> Stated task
Copy out each line that includes the word "ylabel".

— START Data section —

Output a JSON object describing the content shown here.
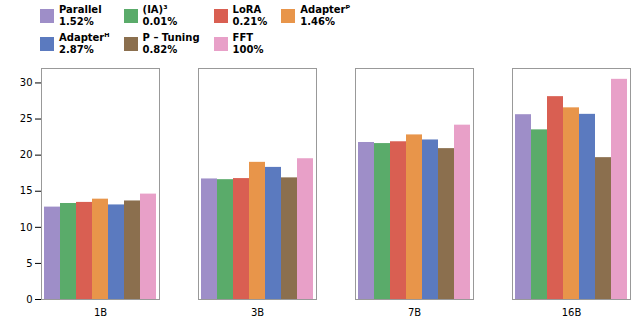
{
  "chart_data": {
    "type": "bar",
    "categories": [
      "1B",
      "3B",
      "7B",
      "16B"
    ],
    "series": [
      {
        "name": "Parallel\n1.52%",
        "color": "#9e8ec8",
        "values": [
          12.8,
          16.7,
          21.75,
          25.6
        ]
      },
      {
        "name": "(IA)³\n0.01%",
        "color": "#5aab6a",
        "values": [
          13.3,
          16.6,
          21.6,
          23.5
        ]
      },
      {
        "name": "LoRA\n0.21%",
        "color": "#d95f52",
        "values": [
          13.45,
          16.75,
          21.85,
          28.1
        ]
      },
      {
        "name": "Adapterᴾ\n1.46%",
        "color": "#e8954a",
        "values": [
          13.9,
          19.0,
          22.8,
          26.55
        ]
      },
      {
        "name": "Adapterᴴ\n2.87%",
        "color": "#5b7abf",
        "values": [
          13.1,
          18.3,
          22.1,
          25.65
        ]
      },
      {
        "name": "P – Tuning\n0.82%",
        "color": "#8b6f4e",
        "values": [
          13.65,
          16.85,
          20.9,
          19.65
        ]
      },
      {
        "name": "FFT\n100%",
        "color": "#e8a0c8",
        "values": [
          14.6,
          19.5,
          24.15,
          30.5
        ]
      }
    ],
    "ylim": [
      0,
      32
    ],
    "yticks": [
      0,
      5,
      10,
      15,
      20,
      25,
      30
    ],
    "grid": false,
    "legend": "upper left"
  }
}
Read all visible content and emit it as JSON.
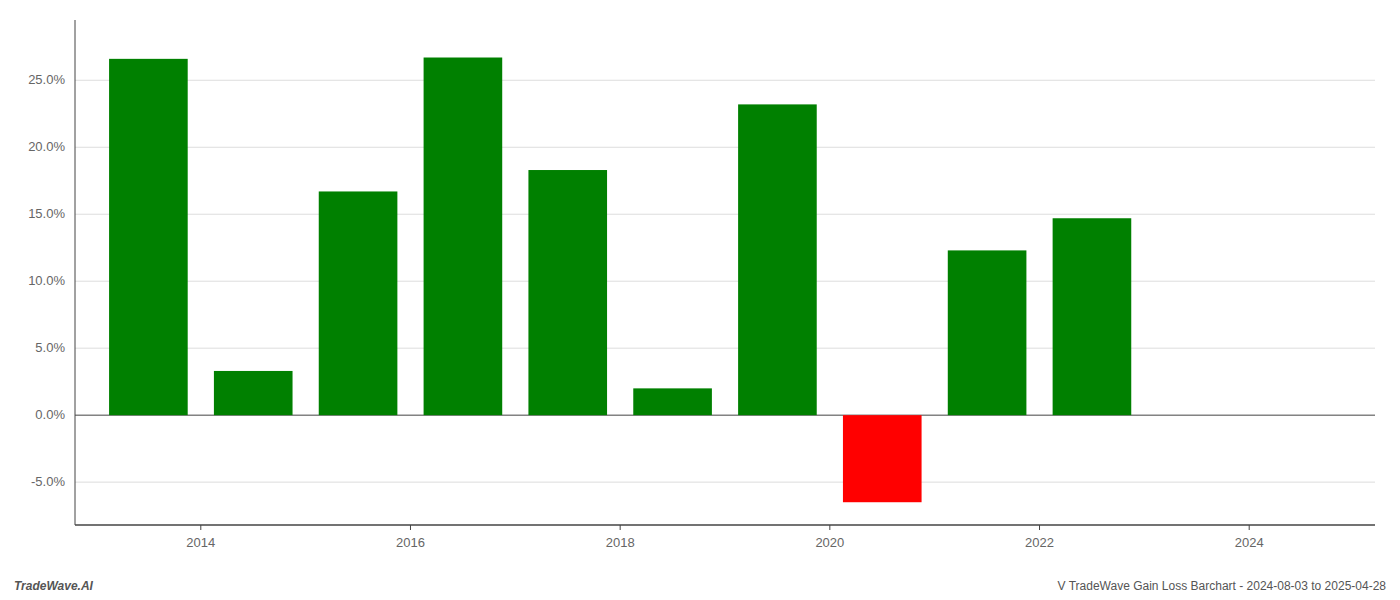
{
  "chart_data": {
    "type": "bar",
    "x": [
      2013.5,
      2014.5,
      2015.5,
      2016.5,
      2017.5,
      2018.5,
      2019.5,
      2020.5,
      2021.5,
      2022.5
    ],
    "values": [
      0.266,
      0.033,
      0.167,
      0.267,
      0.183,
      0.02,
      0.232,
      -0.065,
      0.123,
      0.147
    ],
    "colors": [
      "#008000",
      "#008000",
      "#008000",
      "#008000",
      "#008000",
      "#008000",
      "#008000",
      "#ff0000",
      "#008000",
      "#008000"
    ],
    "xlim": [
      2012.8,
      2025.2
    ],
    "xticks": [
      2014,
      2016,
      2018,
      2020,
      2022,
      2024
    ],
    "ylim": [
      -0.082,
      0.295
    ],
    "yticks": [
      {
        "value": -0.05,
        "label": "-5.0%"
      },
      {
        "value": 0.0,
        "label": "0.0%"
      },
      {
        "value": 0.05,
        "label": "5.0%"
      },
      {
        "value": 0.1,
        "label": "10.0%"
      },
      {
        "value": 0.15,
        "label": "15.0%"
      },
      {
        "value": 0.2,
        "label": "20.0%"
      },
      {
        "value": 0.25,
        "label": "25.0%"
      }
    ],
    "grid": true,
    "annotations": [
      "TradeWave.AI",
      "V TradeWave Gain Loss Barchart - 2024-08-03 to 2025-04-28"
    ]
  }
}
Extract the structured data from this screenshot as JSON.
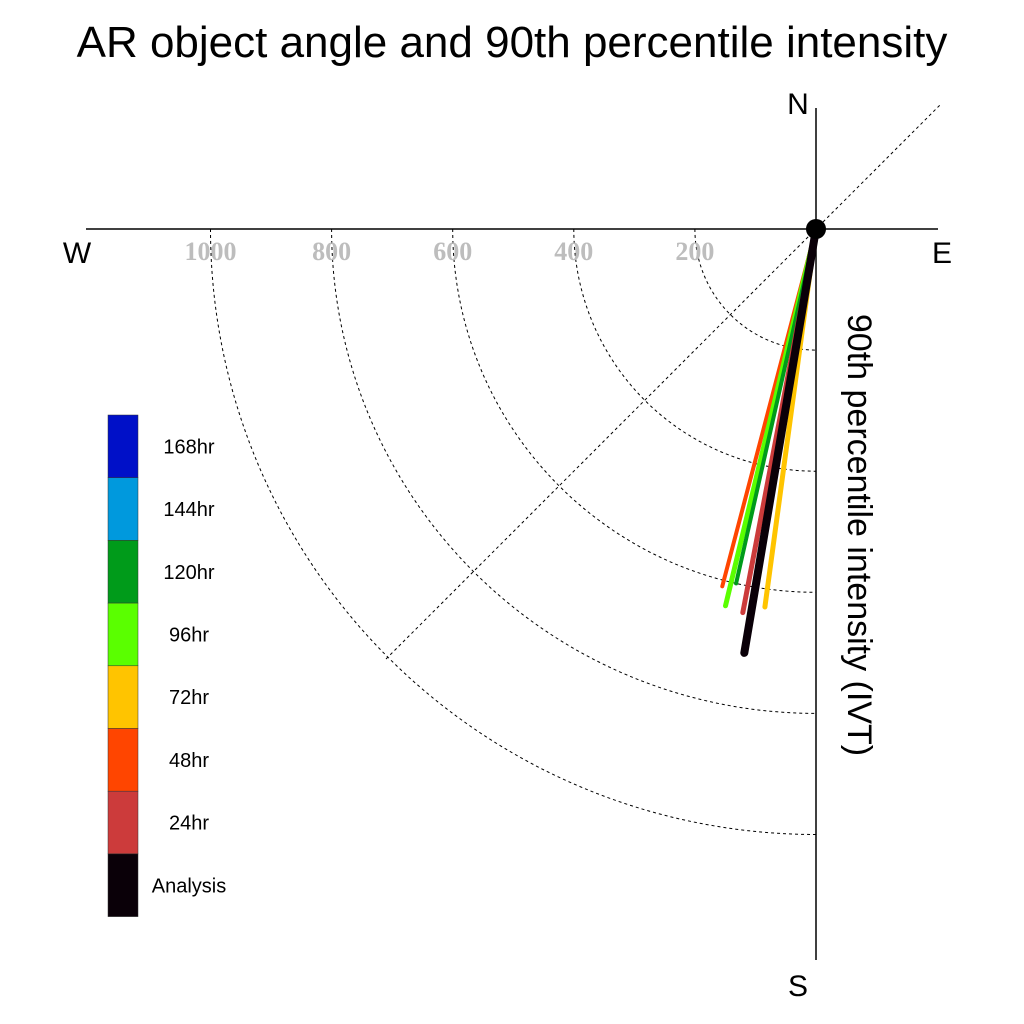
{
  "chart_data": {
    "type": "polar-vector",
    "title": "AR object angle and 90th percentile intensity",
    "ylabel": "90th percentile intensity (IVT)",
    "compass": {
      "north": "N",
      "south": "S",
      "east": "E",
      "west": "W"
    },
    "rings": [
      {
        "value": 200,
        "label": "200"
      },
      {
        "value": 400,
        "label": "400"
      },
      {
        "value": 600,
        "label": "600"
      },
      {
        "value": 800,
        "label": "800"
      },
      {
        "value": 1000,
        "label": "1000"
      }
    ],
    "rlim": [
      0,
      1200
    ],
    "sector": "south-west quadrant shown, diagonal reference at 45 degrees",
    "legend": [
      {
        "name": "168hr",
        "color": "#0010c8"
      },
      {
        "name": "144hr",
        "color": "#0099dd"
      },
      {
        "name": "120hr",
        "color": "#009b1a"
      },
      {
        "name": "96hr",
        "color": "#5aff00"
      },
      {
        "name": "72hr",
        "color": "#ffc400"
      },
      {
        "name": "48hr",
        "color": "#ff4500"
      },
      {
        "name": "24hr",
        "color": "#cc3b3b"
      },
      {
        "name": "Analysis",
        "color": "#0a0008"
      }
    ],
    "series": [
      {
        "name": "48hr",
        "color": "#ff4500",
        "bearing_deg": 194.7,
        "intensity": 610,
        "width": 4
      },
      {
        "name": "96hr",
        "color": "#5aff00",
        "bearing_deg": 193.5,
        "intensity": 640,
        "width": 5
      },
      {
        "name": "120hr",
        "color": "#009b1a",
        "bearing_deg": 192.7,
        "intensity": 600,
        "width": 4
      },
      {
        "name": "24hr",
        "color": "#cc3b3b",
        "bearing_deg": 190.8,
        "intensity": 645,
        "width": 5
      },
      {
        "name": "72hr",
        "color": "#ffc400",
        "bearing_deg": 187.7,
        "intensity": 630,
        "width": 5
      },
      {
        "name": "Analysis",
        "color": "#0a0008",
        "bearing_deg": 189.6,
        "intensity": 710,
        "width": 8
      }
    ]
  }
}
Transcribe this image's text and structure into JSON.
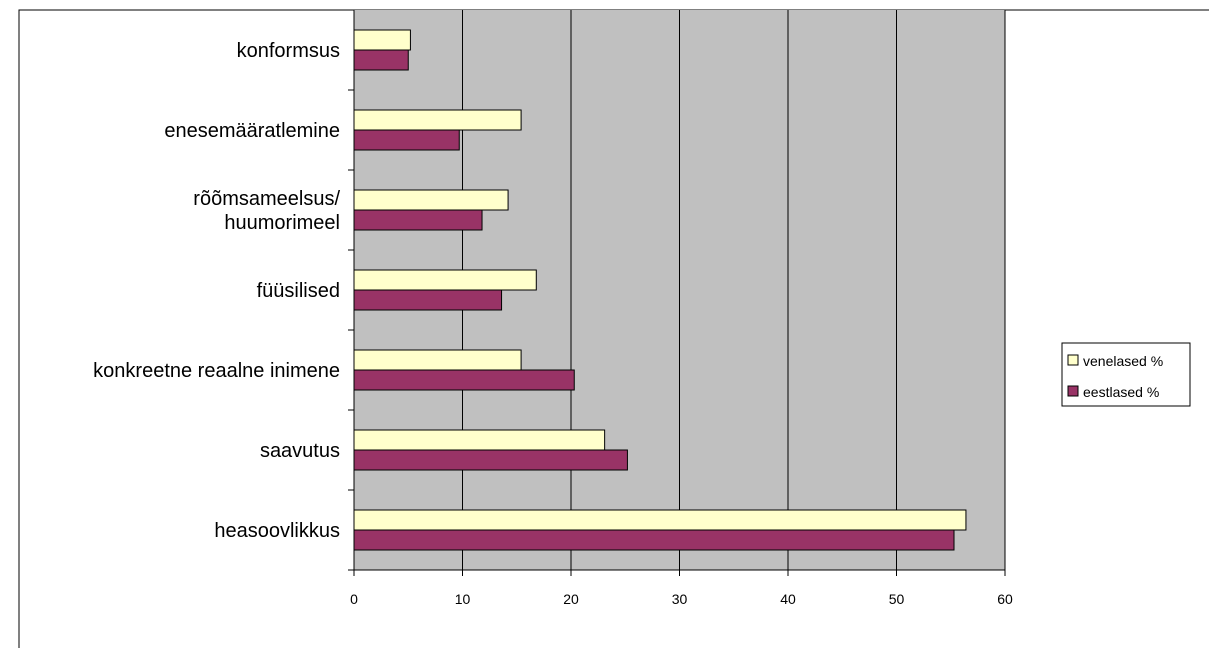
{
  "chart_data": {
    "type": "bar",
    "orientation": "horizontal",
    "categories": [
      [
        "konformsus"
      ],
      [
        "enesemääratlemine"
      ],
      [
        "rõõmsameelsus/",
        "huumorimeel"
      ],
      [
        "füüsilised"
      ],
      [
        "konkreetne reaalne inimene"
      ],
      [
        "saavutus"
      ],
      [
        "heasoovlikkus"
      ]
    ],
    "series": [
      {
        "name": "venelased %",
        "color": "#FFFFCC",
        "values": [
          5.2,
          15.4,
          14.2,
          16.8,
          15.4,
          23.1,
          56.4
        ]
      },
      {
        "name": "eestlased %",
        "color": "#993366",
        "values": [
          5.0,
          9.7,
          11.8,
          13.6,
          20.3,
          25.2,
          55.3
        ]
      }
    ],
    "xlim": [
      0,
      60
    ],
    "xticks": [
      0,
      10,
      20,
      30,
      40,
      50,
      60
    ],
    "plot_background": "#C0C0C0",
    "grid": true,
    "legend_position": "right"
  }
}
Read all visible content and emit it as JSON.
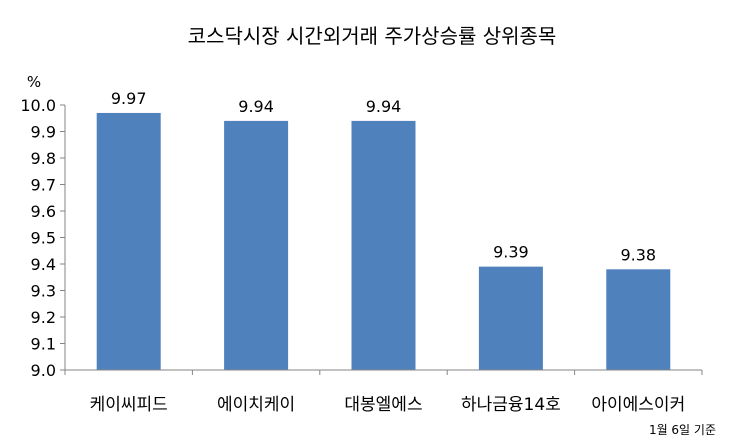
{
  "chart_data": {
    "type": "bar",
    "title": "코스닥시장 시간외거래  주가상승률 상위종목",
    "ylabel": "%",
    "categories": [
      "케이씨피드",
      "에이치케이",
      "대봉엘에스",
      "하나금융14호",
      "아이에스이커"
    ],
    "values": [
      9.97,
      9.94,
      9.94,
      9.39,
      9.38
    ],
    "data_labels": [
      "9.97",
      "9.94",
      "9.94",
      "9.39",
      "9.38"
    ],
    "ylim": [
      9.0,
      10.0
    ],
    "yticks": [
      "9.0",
      "9.1",
      "9.2",
      "9.3",
      "9.4",
      "9.5",
      "9.6",
      "9.7",
      "9.8",
      "9.9",
      "10.0"
    ],
    "grid": false,
    "legend": "none",
    "bar_color": "#4f81bd",
    "note": "1월 6일 기준"
  }
}
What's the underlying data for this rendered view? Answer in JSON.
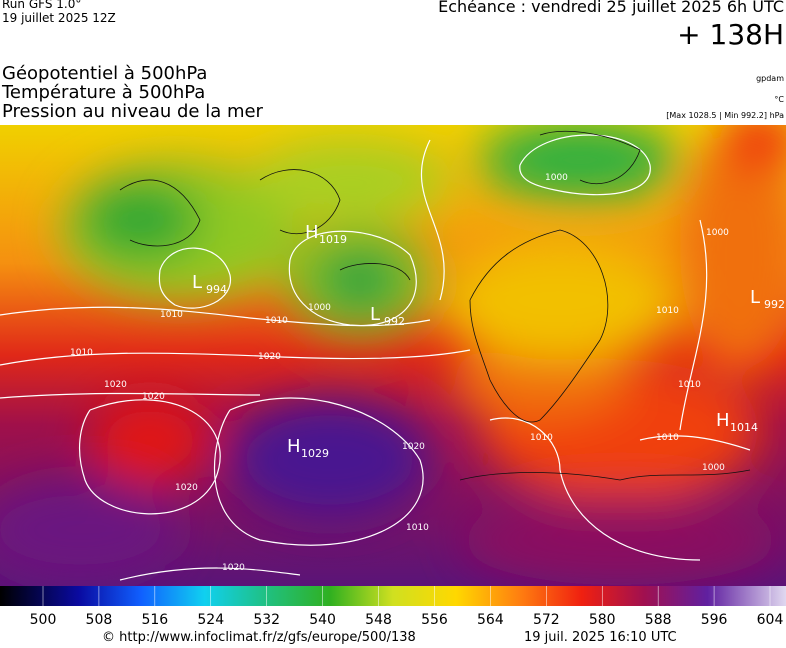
{
  "header": {
    "run": "Run GFS 1.0°",
    "run_date": "19 juillet 2025 12Z",
    "forecast": "Échéance : vendredi 25 juillet 2025 6h UTC",
    "lead": "+ 138H"
  },
  "titles": [
    "Géopotentiel à 500hPa",
    "Température à 500hPa",
    "Pression au niveau de la mer"
  ],
  "units": [
    "gpdam",
    "°C",
    "[Max 1028.5 | Min 992.2] hPa"
  ],
  "centers": [
    {
      "letter": "L",
      "value": "994"
    },
    {
      "letter": "H",
      "value": "1019"
    },
    {
      "letter": "L",
      "value": "992"
    },
    {
      "letter": "H",
      "value": "1029"
    },
    {
      "letter": "L",
      "value": "992"
    },
    {
      "letter": "H",
      "value": "1014"
    }
  ],
  "isobar_labels": [
    "1010",
    "1010",
    "1010",
    "1020",
    "1020",
    "1020",
    "1020",
    "1020",
    "1020",
    "1000",
    "1000",
    "1000",
    "1010",
    "1010",
    "1010",
    "1000",
    "1010",
    "1010"
  ],
  "colorbar": {
    "ticks": [
      500,
      508,
      516,
      524,
      532,
      540,
      548,
      556,
      564,
      572,
      580,
      588,
      596,
      604
    ]
  },
  "footer": {
    "url": "© http://www.infoclimat.fr/z/gfs/europe/500/138",
    "timestamp": "19 juil. 2025 16:10 UTC"
  }
}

— END Data section —

> Task response
    "ylabel": "90th percentile intensity (IVT)",
    "ylabel": "%",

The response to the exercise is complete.